RECORDS PROVIDED |
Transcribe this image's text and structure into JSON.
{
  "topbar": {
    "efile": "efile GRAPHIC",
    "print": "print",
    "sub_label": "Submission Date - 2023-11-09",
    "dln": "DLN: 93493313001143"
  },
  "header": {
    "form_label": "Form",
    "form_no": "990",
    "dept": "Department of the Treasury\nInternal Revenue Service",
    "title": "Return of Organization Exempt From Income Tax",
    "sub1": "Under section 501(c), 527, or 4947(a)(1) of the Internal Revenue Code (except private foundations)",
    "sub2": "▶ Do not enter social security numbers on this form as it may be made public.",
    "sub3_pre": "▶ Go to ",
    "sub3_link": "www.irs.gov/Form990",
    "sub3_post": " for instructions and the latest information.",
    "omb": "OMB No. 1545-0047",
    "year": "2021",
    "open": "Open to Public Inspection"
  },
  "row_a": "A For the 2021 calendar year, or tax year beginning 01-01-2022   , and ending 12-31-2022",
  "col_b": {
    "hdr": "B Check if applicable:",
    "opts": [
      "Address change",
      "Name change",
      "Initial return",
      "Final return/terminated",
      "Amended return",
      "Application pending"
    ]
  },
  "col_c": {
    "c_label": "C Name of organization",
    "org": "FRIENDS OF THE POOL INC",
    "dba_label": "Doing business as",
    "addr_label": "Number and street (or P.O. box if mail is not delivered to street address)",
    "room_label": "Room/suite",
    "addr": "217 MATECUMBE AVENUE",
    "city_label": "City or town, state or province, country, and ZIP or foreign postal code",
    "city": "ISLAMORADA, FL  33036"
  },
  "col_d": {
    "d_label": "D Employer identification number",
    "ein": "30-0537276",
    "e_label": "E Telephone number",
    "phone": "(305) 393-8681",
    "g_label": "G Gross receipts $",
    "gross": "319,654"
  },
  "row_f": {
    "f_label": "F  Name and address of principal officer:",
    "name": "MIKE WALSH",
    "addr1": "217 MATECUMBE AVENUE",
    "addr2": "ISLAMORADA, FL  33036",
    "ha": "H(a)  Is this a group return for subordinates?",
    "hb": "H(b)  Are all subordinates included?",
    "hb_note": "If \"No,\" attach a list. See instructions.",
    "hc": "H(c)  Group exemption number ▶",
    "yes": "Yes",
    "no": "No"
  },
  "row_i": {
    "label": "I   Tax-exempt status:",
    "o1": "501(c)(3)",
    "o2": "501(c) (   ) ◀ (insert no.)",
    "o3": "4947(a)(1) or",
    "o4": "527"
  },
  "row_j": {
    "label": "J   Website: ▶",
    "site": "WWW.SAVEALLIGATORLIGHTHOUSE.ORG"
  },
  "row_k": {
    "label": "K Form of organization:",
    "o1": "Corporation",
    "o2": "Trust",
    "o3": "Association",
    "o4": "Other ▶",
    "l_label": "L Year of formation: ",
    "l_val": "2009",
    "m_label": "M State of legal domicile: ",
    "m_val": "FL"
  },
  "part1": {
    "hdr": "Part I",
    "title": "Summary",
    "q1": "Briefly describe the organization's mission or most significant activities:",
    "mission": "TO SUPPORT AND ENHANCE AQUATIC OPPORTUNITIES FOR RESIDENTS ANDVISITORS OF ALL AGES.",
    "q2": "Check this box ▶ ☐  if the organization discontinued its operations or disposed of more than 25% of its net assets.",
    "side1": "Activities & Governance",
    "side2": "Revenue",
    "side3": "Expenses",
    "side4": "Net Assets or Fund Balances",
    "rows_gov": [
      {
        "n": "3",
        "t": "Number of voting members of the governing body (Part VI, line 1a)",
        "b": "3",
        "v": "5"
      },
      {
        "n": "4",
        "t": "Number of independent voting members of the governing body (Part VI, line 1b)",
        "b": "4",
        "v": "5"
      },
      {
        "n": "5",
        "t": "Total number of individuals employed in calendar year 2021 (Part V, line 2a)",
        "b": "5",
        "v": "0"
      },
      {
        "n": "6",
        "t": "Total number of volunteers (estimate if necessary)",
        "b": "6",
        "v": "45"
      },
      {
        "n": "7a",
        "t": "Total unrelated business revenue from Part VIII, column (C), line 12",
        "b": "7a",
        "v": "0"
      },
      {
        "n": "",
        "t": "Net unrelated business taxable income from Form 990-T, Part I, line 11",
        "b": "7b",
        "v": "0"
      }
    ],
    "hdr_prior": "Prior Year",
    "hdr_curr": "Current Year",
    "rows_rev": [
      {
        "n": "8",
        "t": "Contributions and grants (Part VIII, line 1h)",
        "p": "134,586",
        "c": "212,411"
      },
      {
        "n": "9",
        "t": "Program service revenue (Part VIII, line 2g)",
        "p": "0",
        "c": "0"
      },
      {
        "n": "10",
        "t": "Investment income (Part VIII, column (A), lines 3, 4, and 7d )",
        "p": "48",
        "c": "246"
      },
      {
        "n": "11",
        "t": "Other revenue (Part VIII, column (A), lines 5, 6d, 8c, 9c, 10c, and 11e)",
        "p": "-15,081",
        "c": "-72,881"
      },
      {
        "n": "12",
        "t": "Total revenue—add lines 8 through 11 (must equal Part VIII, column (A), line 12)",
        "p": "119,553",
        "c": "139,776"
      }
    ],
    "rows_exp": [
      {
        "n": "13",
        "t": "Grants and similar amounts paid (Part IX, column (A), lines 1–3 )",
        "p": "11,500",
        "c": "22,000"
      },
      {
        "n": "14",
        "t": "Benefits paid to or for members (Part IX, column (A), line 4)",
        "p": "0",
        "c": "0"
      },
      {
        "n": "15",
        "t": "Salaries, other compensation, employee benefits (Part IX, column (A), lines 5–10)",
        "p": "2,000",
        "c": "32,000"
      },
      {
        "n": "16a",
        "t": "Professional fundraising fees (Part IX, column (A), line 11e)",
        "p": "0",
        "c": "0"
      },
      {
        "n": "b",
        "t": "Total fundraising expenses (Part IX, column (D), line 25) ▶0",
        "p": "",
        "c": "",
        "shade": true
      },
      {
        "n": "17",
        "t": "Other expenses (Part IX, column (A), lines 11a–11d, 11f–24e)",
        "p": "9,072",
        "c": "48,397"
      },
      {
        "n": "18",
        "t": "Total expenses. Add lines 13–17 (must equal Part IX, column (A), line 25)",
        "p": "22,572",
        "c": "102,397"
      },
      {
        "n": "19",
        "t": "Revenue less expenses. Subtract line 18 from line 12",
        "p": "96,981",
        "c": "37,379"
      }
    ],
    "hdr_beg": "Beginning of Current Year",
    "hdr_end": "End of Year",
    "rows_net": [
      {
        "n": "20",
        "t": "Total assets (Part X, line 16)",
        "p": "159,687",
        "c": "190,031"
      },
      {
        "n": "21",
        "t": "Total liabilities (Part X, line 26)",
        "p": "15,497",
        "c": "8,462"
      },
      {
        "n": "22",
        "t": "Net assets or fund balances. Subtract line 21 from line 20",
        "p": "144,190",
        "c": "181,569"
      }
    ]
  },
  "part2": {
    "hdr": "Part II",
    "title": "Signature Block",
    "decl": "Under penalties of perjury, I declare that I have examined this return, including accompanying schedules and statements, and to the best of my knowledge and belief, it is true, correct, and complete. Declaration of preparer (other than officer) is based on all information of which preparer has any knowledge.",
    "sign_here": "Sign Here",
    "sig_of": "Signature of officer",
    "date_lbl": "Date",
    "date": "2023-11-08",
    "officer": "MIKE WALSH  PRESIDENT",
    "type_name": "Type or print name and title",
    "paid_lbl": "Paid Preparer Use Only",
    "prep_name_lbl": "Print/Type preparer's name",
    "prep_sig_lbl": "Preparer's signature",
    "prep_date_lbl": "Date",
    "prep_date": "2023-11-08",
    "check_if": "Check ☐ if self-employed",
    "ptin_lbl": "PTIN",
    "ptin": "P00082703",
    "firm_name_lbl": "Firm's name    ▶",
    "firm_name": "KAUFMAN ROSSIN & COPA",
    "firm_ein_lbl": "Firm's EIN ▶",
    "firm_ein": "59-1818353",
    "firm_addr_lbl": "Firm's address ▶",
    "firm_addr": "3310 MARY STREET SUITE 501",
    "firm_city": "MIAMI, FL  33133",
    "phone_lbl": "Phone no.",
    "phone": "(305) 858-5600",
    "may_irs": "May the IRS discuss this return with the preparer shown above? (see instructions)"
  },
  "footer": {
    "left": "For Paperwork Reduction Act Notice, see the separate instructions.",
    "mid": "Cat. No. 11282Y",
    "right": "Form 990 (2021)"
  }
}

GIVEN TASK |
In the material above, find each line that contains the word "Check", and select it.

ANSWER BELOW |
    "hdr": "B Check if applicable:",
    "q2": "Check this box ▶ ☐  if the organization discontinued its operations or disposed of more than 25% of its net assets.",
    "check_if": "Check ☐ if self-employed",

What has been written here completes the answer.